Data items:
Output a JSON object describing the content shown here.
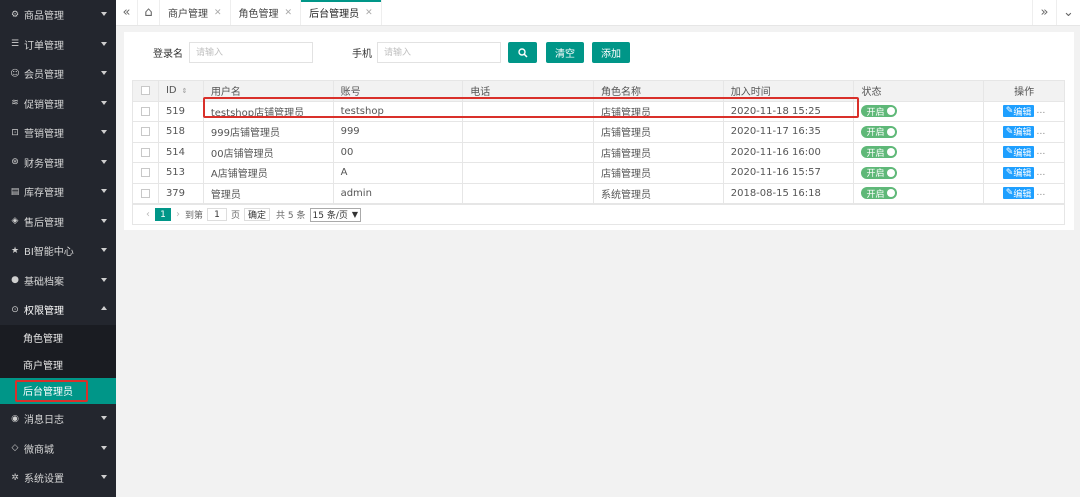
{
  "sidebar": {
    "items_top": [
      {
        "label": "商品管理",
        "icon": "gear-circle-icon"
      },
      {
        "label": "订单管理",
        "icon": "list-icon"
      },
      {
        "label": "会员管理",
        "icon": "user-icon"
      },
      {
        "label": "促销管理",
        "icon": "stack-icon"
      },
      {
        "label": "营销管理",
        "icon": "cart-icon"
      },
      {
        "label": "财务管理",
        "icon": "money-icon"
      },
      {
        "label": "库存管理",
        "icon": "warehouse-icon"
      },
      {
        "label": "售后管理",
        "icon": "shield-icon"
      },
      {
        "label": "BI智能中心",
        "icon": "star-icon"
      },
      {
        "label": "基础档案",
        "icon": "circle-icon"
      },
      {
        "label": "权限管理",
        "icon": "shield-check-icon"
      }
    ],
    "sub_items": [
      {
        "label": "角色管理"
      },
      {
        "label": "商户管理"
      },
      {
        "label": "后台管理员"
      }
    ],
    "items_bottom": [
      {
        "label": "消息日志",
        "icon": "eye-icon"
      },
      {
        "label": "微商城",
        "icon": "diamond-icon"
      },
      {
        "label": "系统设置",
        "icon": "gear-icon"
      }
    ]
  },
  "tabs": [
    {
      "label": "商户管理"
    },
    {
      "label": "角色管理"
    },
    {
      "label": "后台管理员"
    }
  ],
  "search": {
    "login_label": "登录名",
    "login_placeholder": "请输入",
    "phone_label": "手机",
    "phone_placeholder": "请输入",
    "clear_label": "清空",
    "add_label": "添加"
  },
  "table": {
    "headers": [
      "ID",
      "用户名",
      "账号",
      "电话",
      "角色名称",
      "加入时间",
      "状态",
      "操作"
    ],
    "rows": [
      {
        "id": "519",
        "name": "testshop店铺管理员",
        "account": "testshop",
        "phone": "",
        "role": "店铺管理员",
        "time": "2020-11-18 15:25",
        "status": "开启",
        "action": "编辑"
      },
      {
        "id": "518",
        "name": "999店铺管理员",
        "account": "999",
        "phone": "",
        "role": "店铺管理员",
        "time": "2020-11-17 16:35",
        "status": "开启",
        "action": "编辑"
      },
      {
        "id": "514",
        "name": "00店铺管理员",
        "account": "00",
        "phone": "",
        "role": "店铺管理员",
        "time": "2020-11-16 16:00",
        "status": "开启",
        "action": "编辑"
      },
      {
        "id": "513",
        "name": "A店铺管理员",
        "account": "A",
        "phone": "",
        "role": "店铺管理员",
        "time": "2020-11-16 15:57",
        "status": "开启",
        "action": "编辑"
      },
      {
        "id": "379",
        "name": "管理员",
        "account": "admin",
        "phone": "",
        "role": "系统管理员",
        "time": "2018-08-15 16:18",
        "status": "开启",
        "action": "编辑"
      }
    ]
  },
  "pager": {
    "current": "1",
    "goto_prefix": "到第",
    "goto_value": "1",
    "goto_suffix": "页",
    "confirm": "确定",
    "total": "共 5 条",
    "page_size": "15 条/页"
  },
  "colors": {
    "accent": "#009688",
    "sidebar_bg": "#23262e",
    "highlight": "#d9302a",
    "switch_on": "#5fb878",
    "edit": "#1e9fff"
  }
}
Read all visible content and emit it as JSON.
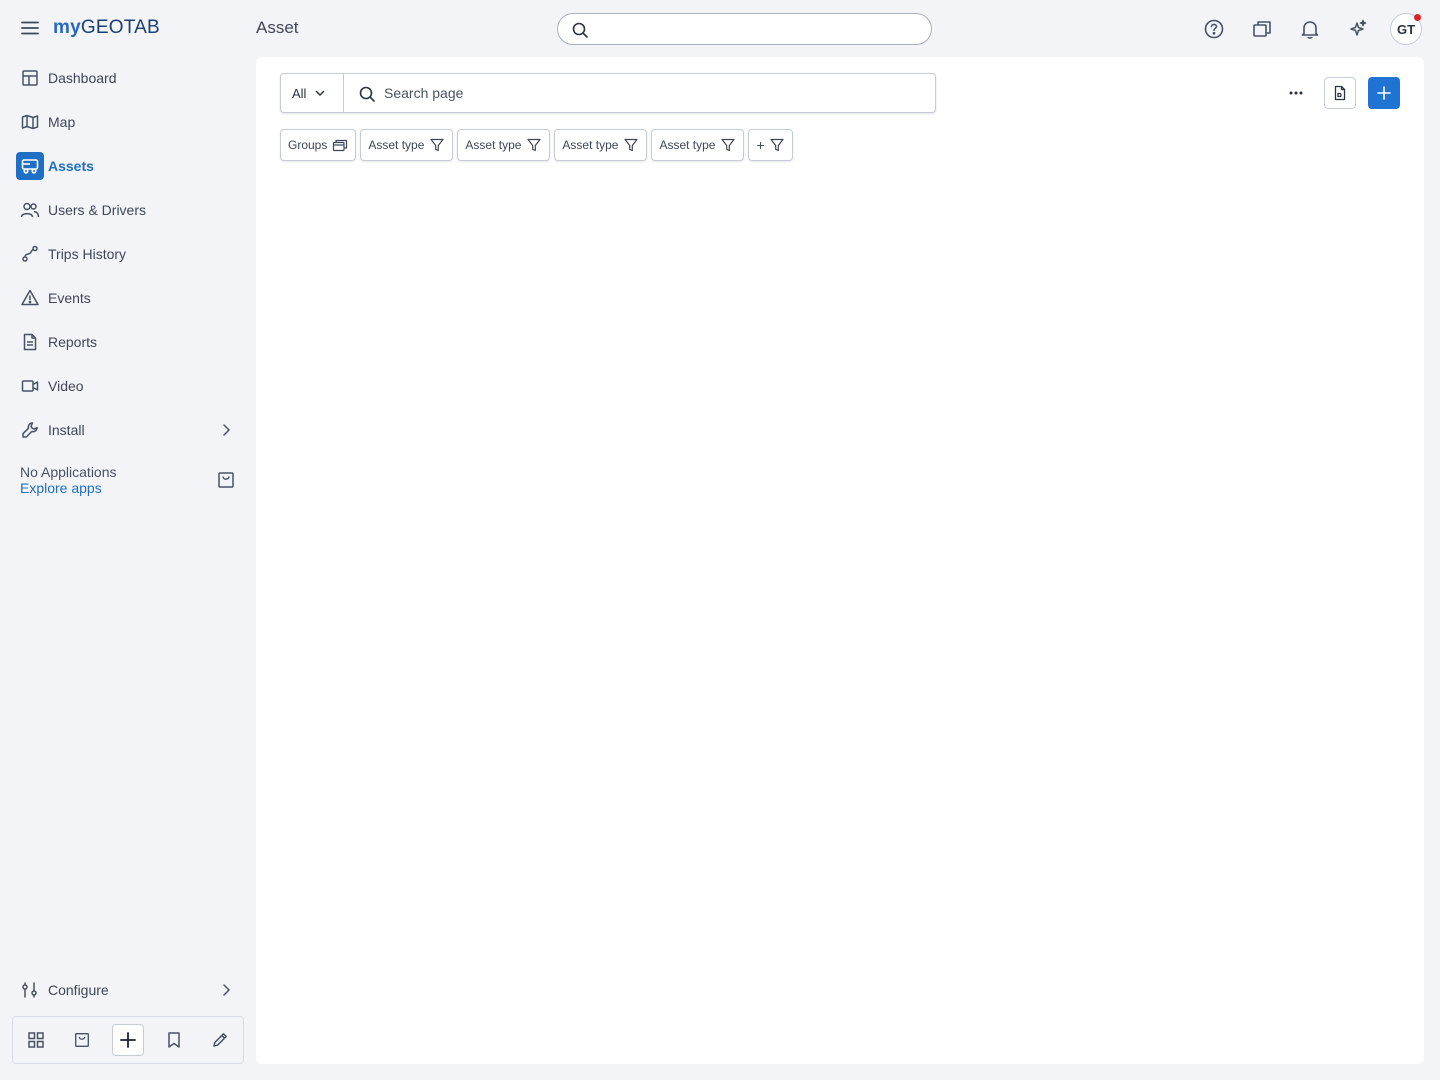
{
  "brand": {
    "logo_my": "my",
    "logo_geotab": "GEOTAB"
  },
  "header": {
    "page_title": "Asset",
    "search_placeholder": "",
    "avatar_initials": "GT",
    "icons": [
      "help-circle-icon",
      "news-icon",
      "bell-icon",
      "sparkle-ai-icon"
    ]
  },
  "sidebar": {
    "items": [
      {
        "label": "Dashboard",
        "icon": "dashboard-icon"
      },
      {
        "label": "Map",
        "icon": "map-icon"
      },
      {
        "label": "Assets",
        "icon": "assets-truck-icon",
        "active": true
      },
      {
        "label": "Users & Drivers",
        "icon": "users-icon"
      },
      {
        "label": "Trips History",
        "icon": "trips-route-icon"
      },
      {
        "label": "Events",
        "icon": "warning-triangle-icon"
      },
      {
        "label": "Reports",
        "icon": "report-document-icon"
      },
      {
        "label": "Video",
        "icon": "video-camera-icon"
      },
      {
        "label": "Install",
        "icon": "wrench-icon",
        "has_submenu": true
      }
    ],
    "apps": {
      "status": "No Applications",
      "explore_link": "Explore apps"
    },
    "configure": {
      "label": "Configure"
    },
    "bottom_bar": [
      "grid-icon",
      "marketplace-bag-icon",
      "add-icon",
      "bookmark-icon",
      "edit-pencil-icon"
    ]
  },
  "toolbar": {
    "scope_value": "All",
    "search_placeholder": "Search page"
  },
  "filters": {
    "chips": [
      {
        "label": "Groups",
        "icon": "groups-folder-icon"
      },
      {
        "label": "Asset type",
        "icon": "filter-icon"
      },
      {
        "label": "Asset type",
        "icon": "filter-icon"
      },
      {
        "label": "Asset type",
        "icon": "filter-icon"
      },
      {
        "label": "Asset type",
        "icon": "filter-icon"
      }
    ],
    "add_filter_label": "+"
  },
  "colors": {
    "accent": "#1f74d3",
    "active_nav": "#1f6fc5",
    "background": "#f2f4f7",
    "notification_dot": "#d7262b"
  }
}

**Exercise requirements:**
Pull every line containing "content" out of the data above.

**Final result:**
Output a JSON object describing the content shown here.
Read all visible content and emit it as JSON.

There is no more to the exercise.